◆ **Given task**
No images are to be carried over; print all other material exactly as it stands.

◆ **Data provided**

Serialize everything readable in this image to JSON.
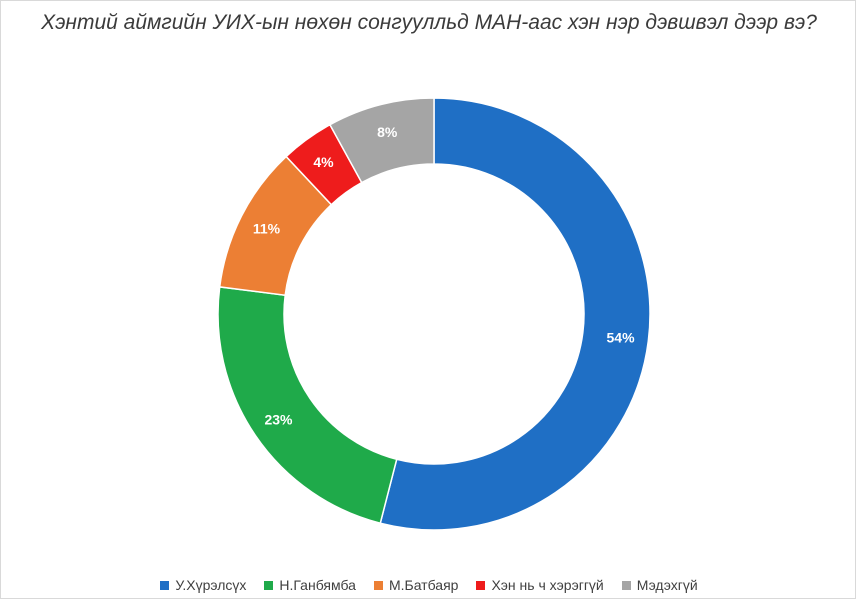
{
  "chart_data": {
    "type": "pie",
    "variant": "donut",
    "title": "Хэнтий аймгийн УИХ-ын нөхөн сонгуулльд МАН-аас хэн нэр дэвшвэл дээр вэ?",
    "slices": [
      {
        "label": "У.Хүрэлсүх",
        "value": 54,
        "display": "54%",
        "color": "#1f6fc5"
      },
      {
        "label": "Н.Ганбямба",
        "value": 23,
        "display": "23%",
        "color": "#1faa4a"
      },
      {
        "label": "М.Батбаяр",
        "value": 11,
        "display": "11%",
        "color": "#ec7f34"
      },
      {
        "label": "Хэн нь ч хэрэггүй",
        "value": 4,
        "display": "4%",
        "color": "#ee1c1c"
      },
      {
        "label": "Мэдэхгүй",
        "value": 8,
        "display": "8%",
        "color": "#a5a5a5"
      }
    ],
    "legend_position": "bottom",
    "start_angle": "top, clockwise"
  }
}
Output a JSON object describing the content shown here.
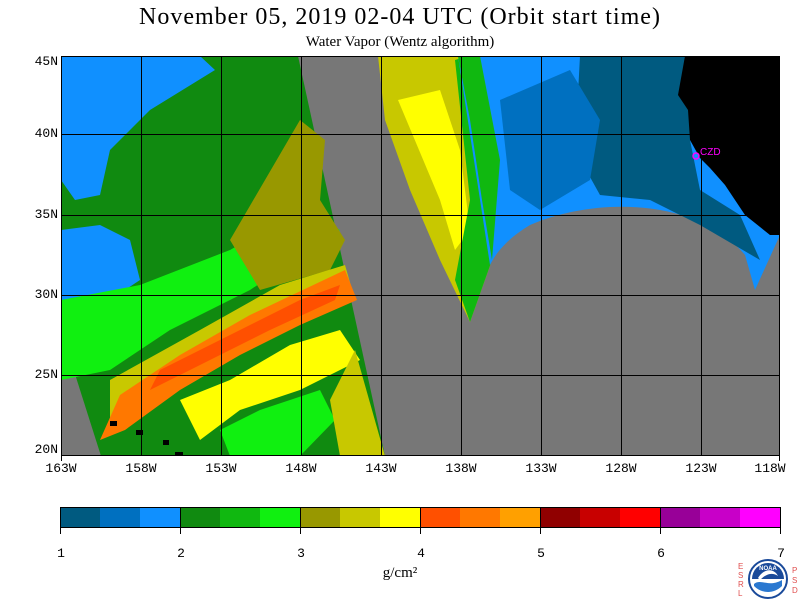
{
  "header": {
    "title": "November 05, 2019  02-04 UTC  (Orbit start time)",
    "subtitle": "Water Vapor (Wentz algorithm)"
  },
  "map": {
    "lat_labels": [
      "45N",
      "40N",
      "35N",
      "30N",
      "25N",
      "20N"
    ],
    "lat_values": [
      45,
      40,
      35,
      30,
      25,
      20
    ],
    "lon_labels": [
      "163W",
      "158W",
      "153W",
      "148W",
      "143W",
      "138W",
      "133W",
      "128W",
      "123W",
      "118W"
    ],
    "lon_values": [
      -163,
      -158,
      -153,
      -148,
      -143,
      -138,
      -133,
      -128,
      -123,
      -118
    ],
    "station_label": "CZD",
    "colors": {
      "no_data": "#777777",
      "land": "#000000",
      "station": "#ff00ff"
    }
  },
  "colorbar": {
    "tick_labels": [
      "1",
      "2",
      "3",
      "4",
      "5",
      "6",
      "7"
    ],
    "units": "g/cm²",
    "range": [
      1,
      7
    ],
    "colors": [
      "#005a80",
      "#0070c0",
      "#1090ff",
      "#108a10",
      "#10b810",
      "#10f010",
      "#989800",
      "#c8c800",
      "#ffff00",
      "#ff5000",
      "#ff7800",
      "#ffa000",
      "#900000",
      "#c80000",
      "#ff0000",
      "#980098",
      "#c800c8",
      "#ff00ff"
    ]
  },
  "logo": {
    "left_letters": [
      "E",
      "S",
      "R",
      "L"
    ],
    "right_letters": [
      "P",
      "S",
      "D"
    ],
    "center_text": "NOAA"
  }
}
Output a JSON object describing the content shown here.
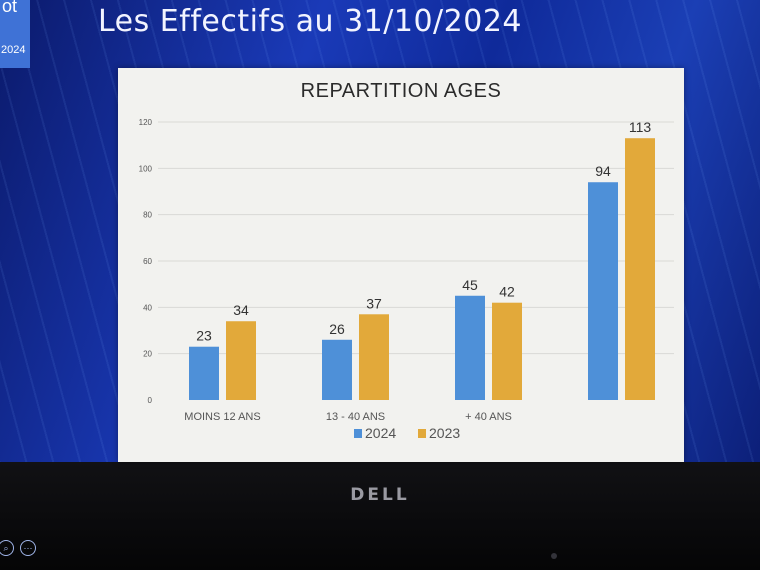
{
  "corner": {
    "top_text": "ot",
    "year": "2024"
  },
  "slide_title": "Les Effectifs au 31/10/2024",
  "brand": "DELL",
  "colors": {
    "series_2024": "#4e90d8",
    "series_2023": "#e2a93a"
  },
  "chart_data": {
    "type": "bar",
    "title": "REPARTITION  AGES",
    "categories": [
      "MOINS 12 ANS",
      "13  - 40 ANS",
      "+ 40 ANS",
      ""
    ],
    "series": [
      {
        "name": "2024",
        "values": [
          23,
          26,
          45,
          94
        ]
      },
      {
        "name": "2023",
        "values": [
          34,
          37,
          42,
          113
        ]
      }
    ],
    "yticks": [
      "0",
      "20",
      "40",
      "60",
      "80",
      "100",
      "120"
    ],
    "ylim": [
      0,
      120
    ],
    "grid": true,
    "legend_position": "bottom"
  }
}
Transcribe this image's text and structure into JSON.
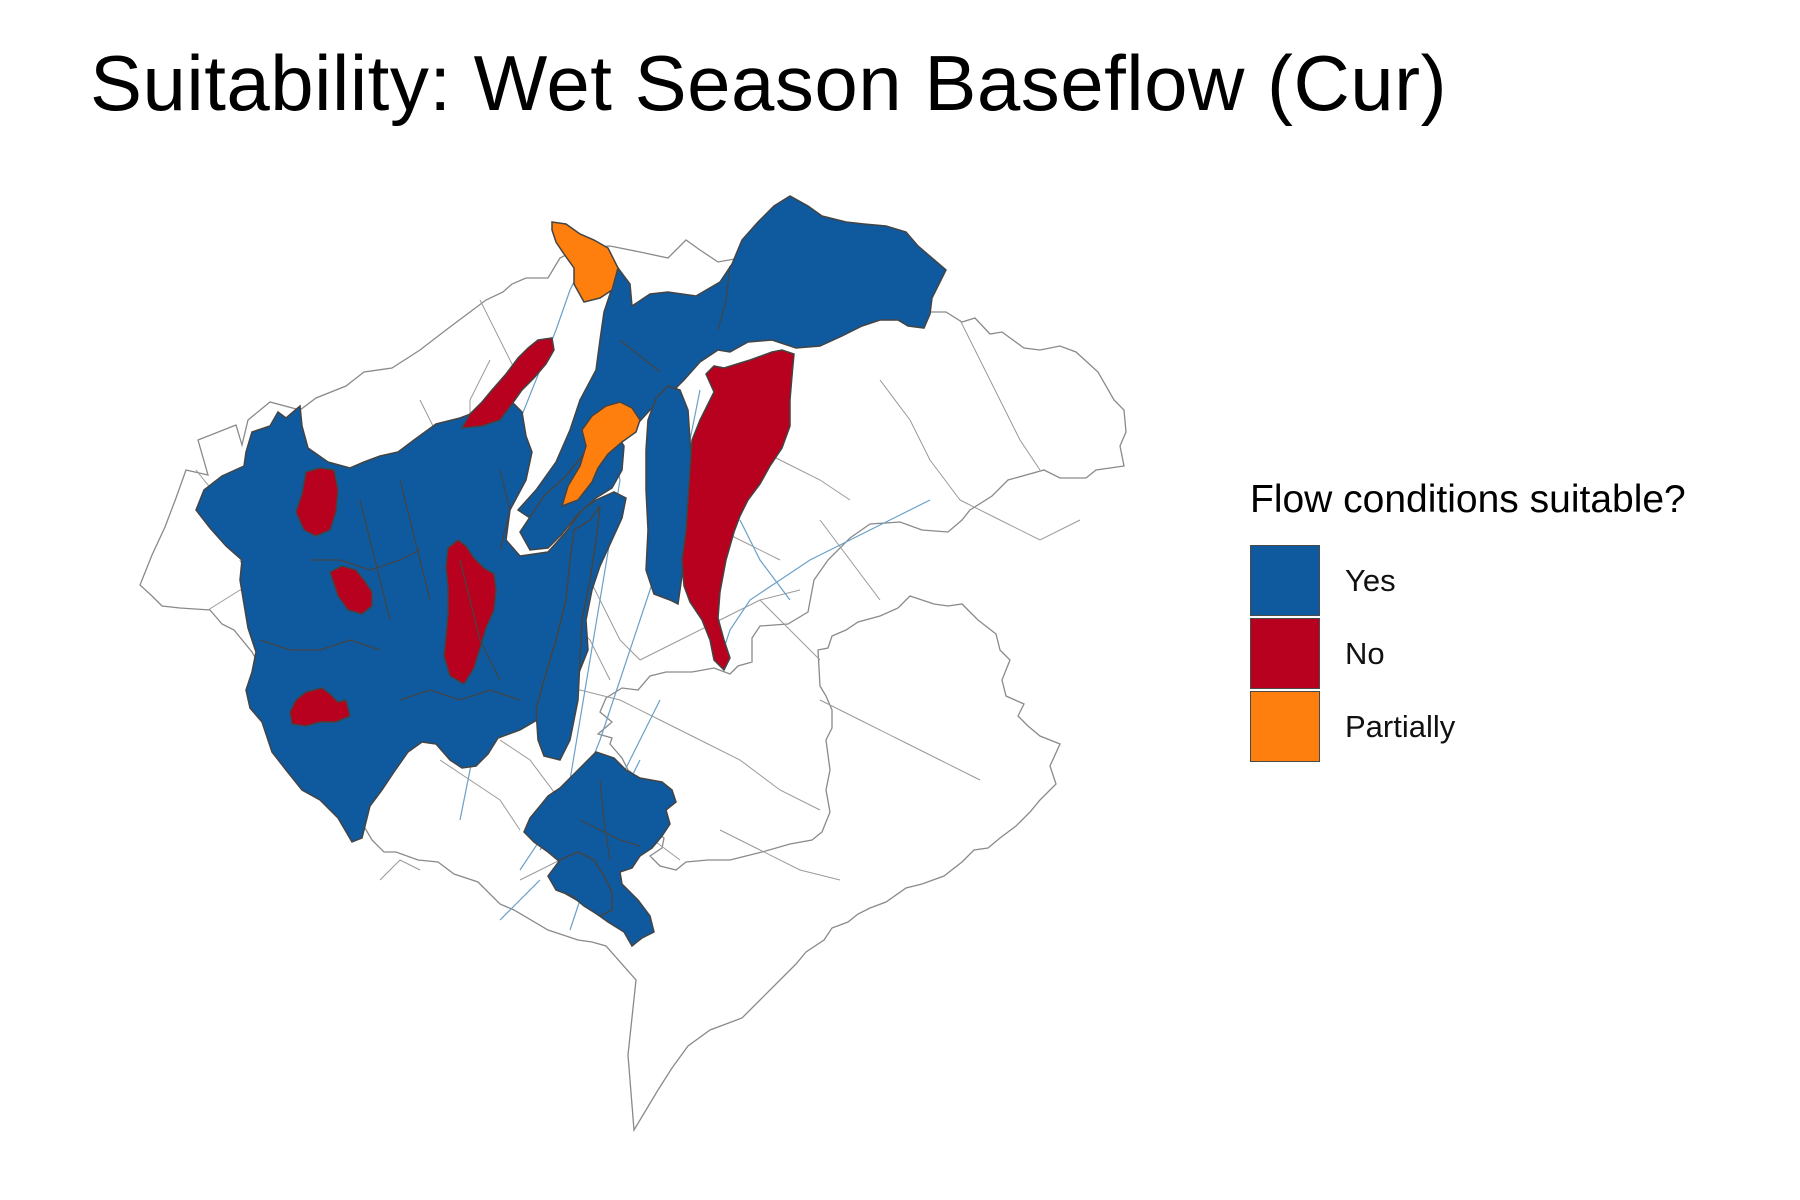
{
  "title": "Suitability: Wet Season Baseflow (Cur)",
  "legend": {
    "title": "Flow conditions suitable?",
    "items": [
      {
        "label": "Yes",
        "color": "#0f5a9e"
      },
      {
        "label": "No",
        "color": "#b8001f"
      },
      {
        "label": "Partially",
        "color": "#ff7f0e"
      }
    ]
  },
  "colors": {
    "background": "#ffffff",
    "boundary": "#7a7a7a",
    "region_border": "#444444",
    "river": "#6aa0c8"
  }
}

◆ **Expected answer**
Serialize everything readable in this image to JSON.
{
  "chart_data": {
    "type": "pie",
    "variant": "donut",
    "title": "Хэнтий аймгийн УИХ-ын нөхөн сонгуулльд МАН-аас хэн нэр дэвшвэл дээр вэ?",
    "slices": [
      {
        "label": "У.Хүрэлсүх",
        "value": 54,
        "display": "54%",
        "color": "#1f6fc5"
      },
      {
        "label": "Н.Ганбямба",
        "value": 23,
        "display": "23%",
        "color": "#1faa4a"
      },
      {
        "label": "М.Батбаяр",
        "value": 11,
        "display": "11%",
        "color": "#ec7f34"
      },
      {
        "label": "Хэн нь ч хэрэггүй",
        "value": 4,
        "display": "4%",
        "color": "#ee1c1c"
      },
      {
        "label": "Мэдэхгүй",
        "value": 8,
        "display": "8%",
        "color": "#a5a5a5"
      }
    ],
    "legend_position": "bottom",
    "start_angle": "top, clockwise"
  }
}
Output a JSON object describing the content shown here.
{
  "header": {
    "title": "November 05, 2019  02-04 UTC  (Orbit start time)",
    "subtitle": "Water Vapor (Wentz algorithm)"
  },
  "map": {
    "lat_labels": [
      "45N",
      "40N",
      "35N",
      "30N",
      "25N",
      "20N"
    ],
    "lat_values": [
      45,
      40,
      35,
      30,
      25,
      20
    ],
    "lon_labels": [
      "163W",
      "158W",
      "153W",
      "148W",
      "143W",
      "138W",
      "133W",
      "128W",
      "123W",
      "118W"
    ],
    "lon_values": [
      -163,
      -158,
      -153,
      -148,
      -143,
      -138,
      -133,
      -128,
      -123,
      -118
    ],
    "station_label": "CZD",
    "colors": {
      "no_data": "#777777",
      "land": "#000000",
      "station": "#ff00ff"
    }
  },
  "colorbar": {
    "tick_labels": [
      "1",
      "2",
      "3",
      "4",
      "5",
      "6",
      "7"
    ],
    "units": "g/cm²",
    "range": [
      1,
      7
    ],
    "colors": [
      "#005a80",
      "#0070c0",
      "#1090ff",
      "#108a10",
      "#10b810",
      "#10f010",
      "#989800",
      "#c8c800",
      "#ffff00",
      "#ff5000",
      "#ff7800",
      "#ffa000",
      "#900000",
      "#c80000",
      "#ff0000",
      "#980098",
      "#c800c8",
      "#ff00ff"
    ]
  },
  "logo": {
    "left_letters": [
      "E",
      "S",
      "R",
      "L"
    ],
    "right_letters": [
      "P",
      "S",
      "D"
    ],
    "center_text": "NOAA"
  }
}
Output a JSON object describing the content shown here.
{
  "corner": {
    "top_text": "ot",
    "year": "2024"
  },
  "slide_title": "Les Effectifs au 31/10/2024",
  "brand": "DELL",
  "colors": {
    "series_2024": "#4e90d8",
    "series_2023": "#e2a93a"
  },
  "chart_data": {
    "type": "bar",
    "title": "REPARTITION  AGES",
    "categories": [
      "MOINS 12 ANS",
      "13  - 40 ANS",
      "+ 40 ANS",
      ""
    ],
    "series": [
      {
        "name": "2024",
        "values": [
          23,
          26,
          45,
          94
        ]
      },
      {
        "name": "2023",
        "values": [
          34,
          37,
          42,
          113
        ]
      }
    ],
    "yticks": [
      "0",
      "20",
      "40",
      "60",
      "80",
      "100",
      "120"
    ],
    "ylim": [
      0,
      120
    ],
    "grid": true,
    "legend_position": "bottom"
  }
}
Transcribe this image's text and structure into JSON.
{
  "title": "Suitability: Wet Season Baseflow (Cur)",
  "legend": {
    "title": "Flow conditions suitable?",
    "items": [
      {
        "label": "Yes",
        "color": "#0f5a9e"
      },
      {
        "label": "No",
        "color": "#b8001f"
      },
      {
        "label": "Partially",
        "color": "#ff7f0e"
      }
    ]
  },
  "colors": {
    "background": "#ffffff",
    "boundary": "#7a7a7a",
    "region_border": "#444444",
    "river": "#6aa0c8"
  }
}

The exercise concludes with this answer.